● **Aim**: Filter the listing and keep only the lines with the word "Camera".

● **Dataset entries**:

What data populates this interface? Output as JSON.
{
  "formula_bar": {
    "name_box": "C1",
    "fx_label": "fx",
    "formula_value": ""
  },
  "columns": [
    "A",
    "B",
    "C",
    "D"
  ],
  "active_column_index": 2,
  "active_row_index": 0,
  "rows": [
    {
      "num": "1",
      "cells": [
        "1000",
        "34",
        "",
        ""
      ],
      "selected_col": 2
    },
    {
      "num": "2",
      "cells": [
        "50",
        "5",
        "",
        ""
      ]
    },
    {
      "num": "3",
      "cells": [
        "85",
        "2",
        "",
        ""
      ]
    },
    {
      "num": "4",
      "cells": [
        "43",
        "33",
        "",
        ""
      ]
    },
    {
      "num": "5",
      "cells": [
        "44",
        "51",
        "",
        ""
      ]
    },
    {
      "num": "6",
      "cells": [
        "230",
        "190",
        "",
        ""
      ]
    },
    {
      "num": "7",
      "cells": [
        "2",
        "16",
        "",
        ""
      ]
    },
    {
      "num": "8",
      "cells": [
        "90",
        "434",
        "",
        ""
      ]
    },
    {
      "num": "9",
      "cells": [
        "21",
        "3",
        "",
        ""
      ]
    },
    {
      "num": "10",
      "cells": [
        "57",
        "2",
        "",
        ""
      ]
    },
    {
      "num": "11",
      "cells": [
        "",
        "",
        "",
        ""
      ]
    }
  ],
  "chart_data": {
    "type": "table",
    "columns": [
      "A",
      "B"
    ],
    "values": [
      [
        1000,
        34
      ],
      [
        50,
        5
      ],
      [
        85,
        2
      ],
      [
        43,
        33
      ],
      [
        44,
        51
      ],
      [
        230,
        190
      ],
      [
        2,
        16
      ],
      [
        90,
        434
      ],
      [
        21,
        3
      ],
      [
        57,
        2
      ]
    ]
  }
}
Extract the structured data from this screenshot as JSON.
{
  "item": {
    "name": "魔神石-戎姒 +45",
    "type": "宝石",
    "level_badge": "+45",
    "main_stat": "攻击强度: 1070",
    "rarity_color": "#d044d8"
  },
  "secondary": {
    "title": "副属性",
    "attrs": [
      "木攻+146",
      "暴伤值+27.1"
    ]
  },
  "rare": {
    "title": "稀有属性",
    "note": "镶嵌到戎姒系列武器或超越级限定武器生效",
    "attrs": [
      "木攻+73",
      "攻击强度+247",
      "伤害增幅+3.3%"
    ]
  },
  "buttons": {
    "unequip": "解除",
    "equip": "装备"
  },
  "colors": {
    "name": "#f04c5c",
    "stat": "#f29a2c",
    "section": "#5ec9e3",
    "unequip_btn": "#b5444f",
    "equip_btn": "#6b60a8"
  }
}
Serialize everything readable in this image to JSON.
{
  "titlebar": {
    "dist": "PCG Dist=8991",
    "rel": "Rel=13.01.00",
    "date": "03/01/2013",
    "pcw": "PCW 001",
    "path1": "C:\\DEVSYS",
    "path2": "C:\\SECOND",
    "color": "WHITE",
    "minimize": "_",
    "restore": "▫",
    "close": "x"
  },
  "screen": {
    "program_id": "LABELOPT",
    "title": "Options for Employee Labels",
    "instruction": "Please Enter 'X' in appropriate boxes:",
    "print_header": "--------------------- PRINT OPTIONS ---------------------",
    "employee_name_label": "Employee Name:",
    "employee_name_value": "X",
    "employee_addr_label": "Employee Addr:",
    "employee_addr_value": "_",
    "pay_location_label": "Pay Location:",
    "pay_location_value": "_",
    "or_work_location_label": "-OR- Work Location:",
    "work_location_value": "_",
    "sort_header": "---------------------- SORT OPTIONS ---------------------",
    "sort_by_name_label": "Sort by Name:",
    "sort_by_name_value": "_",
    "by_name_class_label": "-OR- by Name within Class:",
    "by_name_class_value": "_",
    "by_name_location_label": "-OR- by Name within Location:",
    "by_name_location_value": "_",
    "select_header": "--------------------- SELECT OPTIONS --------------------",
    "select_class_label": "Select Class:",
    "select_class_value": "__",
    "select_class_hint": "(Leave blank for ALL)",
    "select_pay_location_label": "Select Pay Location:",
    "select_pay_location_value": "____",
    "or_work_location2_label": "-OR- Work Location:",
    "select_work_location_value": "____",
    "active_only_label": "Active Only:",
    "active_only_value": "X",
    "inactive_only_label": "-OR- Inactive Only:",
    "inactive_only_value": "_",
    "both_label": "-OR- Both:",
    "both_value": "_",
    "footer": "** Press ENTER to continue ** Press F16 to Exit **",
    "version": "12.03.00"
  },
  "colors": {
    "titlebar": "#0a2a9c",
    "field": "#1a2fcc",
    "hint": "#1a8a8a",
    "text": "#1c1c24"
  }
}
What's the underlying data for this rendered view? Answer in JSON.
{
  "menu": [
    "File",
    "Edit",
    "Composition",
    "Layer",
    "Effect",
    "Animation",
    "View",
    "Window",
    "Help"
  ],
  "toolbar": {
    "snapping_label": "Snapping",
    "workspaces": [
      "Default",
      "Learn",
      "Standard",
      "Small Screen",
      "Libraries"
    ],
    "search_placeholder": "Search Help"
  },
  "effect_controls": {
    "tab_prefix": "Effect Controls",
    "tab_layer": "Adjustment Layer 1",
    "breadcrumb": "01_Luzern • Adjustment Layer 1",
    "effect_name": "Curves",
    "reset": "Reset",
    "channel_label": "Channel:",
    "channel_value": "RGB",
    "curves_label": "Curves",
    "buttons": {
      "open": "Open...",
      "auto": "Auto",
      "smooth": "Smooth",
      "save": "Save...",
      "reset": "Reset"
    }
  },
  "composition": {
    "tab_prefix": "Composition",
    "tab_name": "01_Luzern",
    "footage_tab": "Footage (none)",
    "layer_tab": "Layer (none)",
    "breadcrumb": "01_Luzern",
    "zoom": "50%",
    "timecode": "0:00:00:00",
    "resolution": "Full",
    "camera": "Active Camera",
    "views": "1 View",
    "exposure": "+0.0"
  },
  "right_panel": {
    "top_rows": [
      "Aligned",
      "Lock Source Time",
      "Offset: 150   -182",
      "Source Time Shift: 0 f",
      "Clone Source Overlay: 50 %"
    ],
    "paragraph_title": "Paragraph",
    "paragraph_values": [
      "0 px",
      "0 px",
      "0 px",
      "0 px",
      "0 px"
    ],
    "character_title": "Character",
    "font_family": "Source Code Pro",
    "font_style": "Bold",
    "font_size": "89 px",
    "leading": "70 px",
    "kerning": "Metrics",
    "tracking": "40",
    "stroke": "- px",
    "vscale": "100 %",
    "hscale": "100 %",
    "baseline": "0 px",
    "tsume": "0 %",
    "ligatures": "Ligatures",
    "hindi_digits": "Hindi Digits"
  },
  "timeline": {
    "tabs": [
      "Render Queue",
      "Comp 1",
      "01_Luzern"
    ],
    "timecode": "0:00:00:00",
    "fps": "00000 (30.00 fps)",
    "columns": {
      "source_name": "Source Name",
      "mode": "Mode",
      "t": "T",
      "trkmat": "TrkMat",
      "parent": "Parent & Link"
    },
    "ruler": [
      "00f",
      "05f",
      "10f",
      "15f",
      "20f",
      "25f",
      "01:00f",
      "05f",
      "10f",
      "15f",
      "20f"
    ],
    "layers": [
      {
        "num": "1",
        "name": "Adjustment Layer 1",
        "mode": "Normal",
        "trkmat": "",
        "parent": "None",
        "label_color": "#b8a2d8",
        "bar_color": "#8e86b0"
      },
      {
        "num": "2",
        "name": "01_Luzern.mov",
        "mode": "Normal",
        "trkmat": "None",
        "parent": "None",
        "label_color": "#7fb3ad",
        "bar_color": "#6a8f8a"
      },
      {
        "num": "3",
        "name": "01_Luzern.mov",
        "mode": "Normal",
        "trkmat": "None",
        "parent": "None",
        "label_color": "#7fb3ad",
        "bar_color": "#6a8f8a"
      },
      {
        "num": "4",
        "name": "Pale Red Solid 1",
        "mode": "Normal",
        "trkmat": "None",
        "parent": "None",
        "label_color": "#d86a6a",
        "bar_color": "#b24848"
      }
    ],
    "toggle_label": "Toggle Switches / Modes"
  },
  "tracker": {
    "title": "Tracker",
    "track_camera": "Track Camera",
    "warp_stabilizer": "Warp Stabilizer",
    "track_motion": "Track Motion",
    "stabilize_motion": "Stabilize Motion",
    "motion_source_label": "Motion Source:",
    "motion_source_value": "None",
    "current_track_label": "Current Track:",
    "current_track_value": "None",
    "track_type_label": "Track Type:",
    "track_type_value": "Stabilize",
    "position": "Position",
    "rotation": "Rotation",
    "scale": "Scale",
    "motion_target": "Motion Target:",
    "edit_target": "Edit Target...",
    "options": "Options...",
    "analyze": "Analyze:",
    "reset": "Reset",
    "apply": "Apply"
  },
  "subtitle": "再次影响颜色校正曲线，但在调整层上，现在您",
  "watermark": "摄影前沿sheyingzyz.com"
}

● **Right answer**:
    "camera": "Active Camera",
    "track_camera": "Track Camera",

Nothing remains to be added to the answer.